*Task brief*
Every line of the data must be copied exactly.

*Task data*
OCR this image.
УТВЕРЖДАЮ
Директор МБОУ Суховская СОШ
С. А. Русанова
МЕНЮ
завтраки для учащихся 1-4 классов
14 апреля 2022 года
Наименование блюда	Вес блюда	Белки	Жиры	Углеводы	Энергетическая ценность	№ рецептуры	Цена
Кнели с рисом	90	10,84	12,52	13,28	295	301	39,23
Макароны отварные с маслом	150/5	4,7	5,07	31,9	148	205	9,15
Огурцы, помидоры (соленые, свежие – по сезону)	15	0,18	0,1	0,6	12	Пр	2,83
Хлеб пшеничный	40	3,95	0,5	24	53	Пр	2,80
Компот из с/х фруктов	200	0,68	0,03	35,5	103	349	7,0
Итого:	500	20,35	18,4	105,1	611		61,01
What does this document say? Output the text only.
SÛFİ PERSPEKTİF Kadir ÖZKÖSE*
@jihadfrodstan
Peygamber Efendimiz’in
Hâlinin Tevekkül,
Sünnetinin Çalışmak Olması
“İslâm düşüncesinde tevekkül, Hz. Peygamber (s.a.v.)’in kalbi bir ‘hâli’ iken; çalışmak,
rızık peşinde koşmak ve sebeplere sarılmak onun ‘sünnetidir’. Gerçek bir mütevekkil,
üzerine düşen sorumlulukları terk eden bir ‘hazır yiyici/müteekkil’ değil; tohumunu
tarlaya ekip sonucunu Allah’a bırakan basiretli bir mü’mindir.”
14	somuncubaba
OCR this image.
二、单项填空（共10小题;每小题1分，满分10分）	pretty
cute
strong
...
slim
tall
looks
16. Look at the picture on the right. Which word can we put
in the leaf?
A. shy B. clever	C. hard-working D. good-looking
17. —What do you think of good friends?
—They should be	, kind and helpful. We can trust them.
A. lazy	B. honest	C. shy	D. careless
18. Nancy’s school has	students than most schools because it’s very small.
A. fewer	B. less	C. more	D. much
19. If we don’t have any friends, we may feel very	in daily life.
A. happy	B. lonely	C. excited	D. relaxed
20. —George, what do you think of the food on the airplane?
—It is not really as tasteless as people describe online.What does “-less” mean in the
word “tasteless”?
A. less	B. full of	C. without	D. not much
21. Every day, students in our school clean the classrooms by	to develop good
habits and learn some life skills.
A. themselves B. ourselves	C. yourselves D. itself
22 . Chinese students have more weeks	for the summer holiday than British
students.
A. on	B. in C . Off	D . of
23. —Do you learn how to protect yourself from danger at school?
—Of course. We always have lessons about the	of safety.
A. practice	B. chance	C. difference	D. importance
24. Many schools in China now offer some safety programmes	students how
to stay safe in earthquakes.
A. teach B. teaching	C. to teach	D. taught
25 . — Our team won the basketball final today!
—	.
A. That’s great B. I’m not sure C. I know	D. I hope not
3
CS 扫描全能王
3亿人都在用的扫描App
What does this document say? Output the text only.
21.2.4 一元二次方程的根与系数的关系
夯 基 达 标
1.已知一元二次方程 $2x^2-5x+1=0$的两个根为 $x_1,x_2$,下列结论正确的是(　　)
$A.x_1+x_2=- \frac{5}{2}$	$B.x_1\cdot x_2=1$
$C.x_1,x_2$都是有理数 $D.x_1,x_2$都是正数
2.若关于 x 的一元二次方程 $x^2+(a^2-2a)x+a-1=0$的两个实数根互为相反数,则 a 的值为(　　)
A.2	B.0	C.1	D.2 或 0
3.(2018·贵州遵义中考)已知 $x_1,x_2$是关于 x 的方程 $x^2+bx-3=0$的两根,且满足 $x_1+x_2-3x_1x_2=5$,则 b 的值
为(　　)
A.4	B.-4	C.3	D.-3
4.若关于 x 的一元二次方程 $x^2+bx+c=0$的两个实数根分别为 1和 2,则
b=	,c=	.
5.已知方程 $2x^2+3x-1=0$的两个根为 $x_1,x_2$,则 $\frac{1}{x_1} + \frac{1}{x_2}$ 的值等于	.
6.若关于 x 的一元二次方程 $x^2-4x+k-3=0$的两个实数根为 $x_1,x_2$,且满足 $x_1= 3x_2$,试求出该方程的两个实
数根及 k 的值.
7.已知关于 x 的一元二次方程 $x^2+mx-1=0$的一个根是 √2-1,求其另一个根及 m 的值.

*Exercise solution*
OCR this image.
УТВЕРЖДАЮ
Директор МБОУ Суховская СОШ
С. А. Русанова
МЕНЮ
завтраки для учащихся 1-4 классов
14 апреля 2022 года
Наименование блюда	Вес блюда	Белки	Жиры	Углеводы	Энергетическая ценность	№ рецептуры	Цена
Кнели с рисом	90	10,84	12,52	13,28	295	301	39,23
Макароны отварные с маслом	150/5	4,7	5,07	31,9	148	205	9,15
Огурцы, помидоры (соленые, свежие – по сезону)	15	0,18	0,1	0,6	12	Пр	2,83
Хлеб пшеничный	40	3,95	0,5	24	53	Пр	2,80
Компот из с/х фруктов	200	0,68	0,03	35,5	103	349	7,0
Итого:	500	20,35	18,4	105,1	611		61,01
What does this document say? Output the text only.
SÛFİ PERSPEKTİF Kadir ÖZKÖSE*
@jihadfrodstan
Peygamber Efendimiz’in
Hâlinin Tevekkül,
Sünnetinin Çalışmak Olması
“İslâm düşüncesinde tevekkül, Hz. Peygamber (s.a.v.)’in kalbi bir ‘hâli’ iken; çalışmak,
rızık peşinde koşmak ve sebeplere sarılmak onun ‘sünnetidir’. Gerçek bir mütevekkil,
üzerine düşen sorumlulukları terk eden bir ‘hazır yiyici/müteekkil’ değil; tohumunu
tarlaya ekip sonucunu Allah’a bırakan basiretli bir mü’mindir.”
14	somuncubaba
OCR this image.
二、单项填空（共10小题;每小题1分，满分10分）	pretty
cute
strong
...
slim
tall
looks
16. Look at the picture on the right. Which word can we put
in the leaf?
A. shy B. clever	C. hard-working D. good-looking
17. —What do you think of good friends?
—They should be	, kind and helpful. We can trust them.
A. lazy	B. honest	C. shy	D. careless
18. Nancy’s school has	students than most schools because it’s very small.
A. fewer	B. less	C. more	D. much
19. If we don’t have any friends, we may feel very	in daily life.
A. happy	B. lonely	C. excited	D. relaxed
20. —George, what do you think of the food on the airplane?
—It is not really as tasteless as people describe online.What does “-less” mean in the
word “tasteless”?
A. less	B. full of	C. without	D. not much
21. Every day, students in our school clean the classrooms by	to develop good
habits and learn some life skills.
A. themselves B. ourselves	C. yourselves D. itself
22 . Chinese students have more weeks	for the summer holiday than British
students.
A. on	B. in C . Off	D . of
23. —Do you learn how to protect yourself from danger at school?
—Of course. We always have lessons about the	of safety.
A. practice	B. chance	C. difference	D. importance
24. Many schools in China now offer some safety programmes	students how
to stay safe in earthquakes.
A. teach B. teaching	C. to teach	D. taught
25 . — Our team won the basketball final today!
—	.
A. That’s great B. I’m not sure C. I know	D. I hope not
3
CS 扫描全能王
3亿人都在用的扫描App
What does this document say? Output the text only.
21.2.4 一元二次方程的根与系数的关系
夯 基 达 标
1.已知一元二次方程 $2x^2-5x+1=0$的两个根为 $x_1,x_2$,下列结论正确的是(　　)
$A.x_1+x_2=- \frac{5}{2}$	$B.x_1\cdot x_2=1$
$C.x_1,x_2$都是有理数 $D.x_1,x_2$都是正数
2.若关于 x 的一元二次方程 $x^2+(a^2-2a)x+a-1=0$的两个实数根互为相反数,则 a 的值为(　　)
A.2	B.0	C.1	D.2 或 0
3.(2018·贵州遵义中考)已知 $x_1,x_2$是关于 x 的方程 $x^2+bx-3=0$的两根,且满足 $x_1+x_2-3x_1x_2=5$,则 b 的值
为(　　)
A.4	B.-4	C.3	D.-3
4.若关于 x 的一元二次方程 $x^2+bx+c=0$的两个实数根分别为 1和 2,则
b=	,c=	.
5.已知方程 $2x^2+3x-1=0$的两个根为 $x_1,x_2$,则 $\frac{1}{x_1} + \frac{1}{x_2}$ 的值等于	.
6.若关于 x 的一元二次方程 $x^2-4x+k-3=0$的两个实数根为 $x_1,x_2$,且满足 $x_1= 3x_2$,试求出该方程的两个实
数根及 k 的值.
7.已知关于 x 的一元二次方程 $x^2+mx-1=0$的一个根是 √2-1,求其另一个根及 m 的值.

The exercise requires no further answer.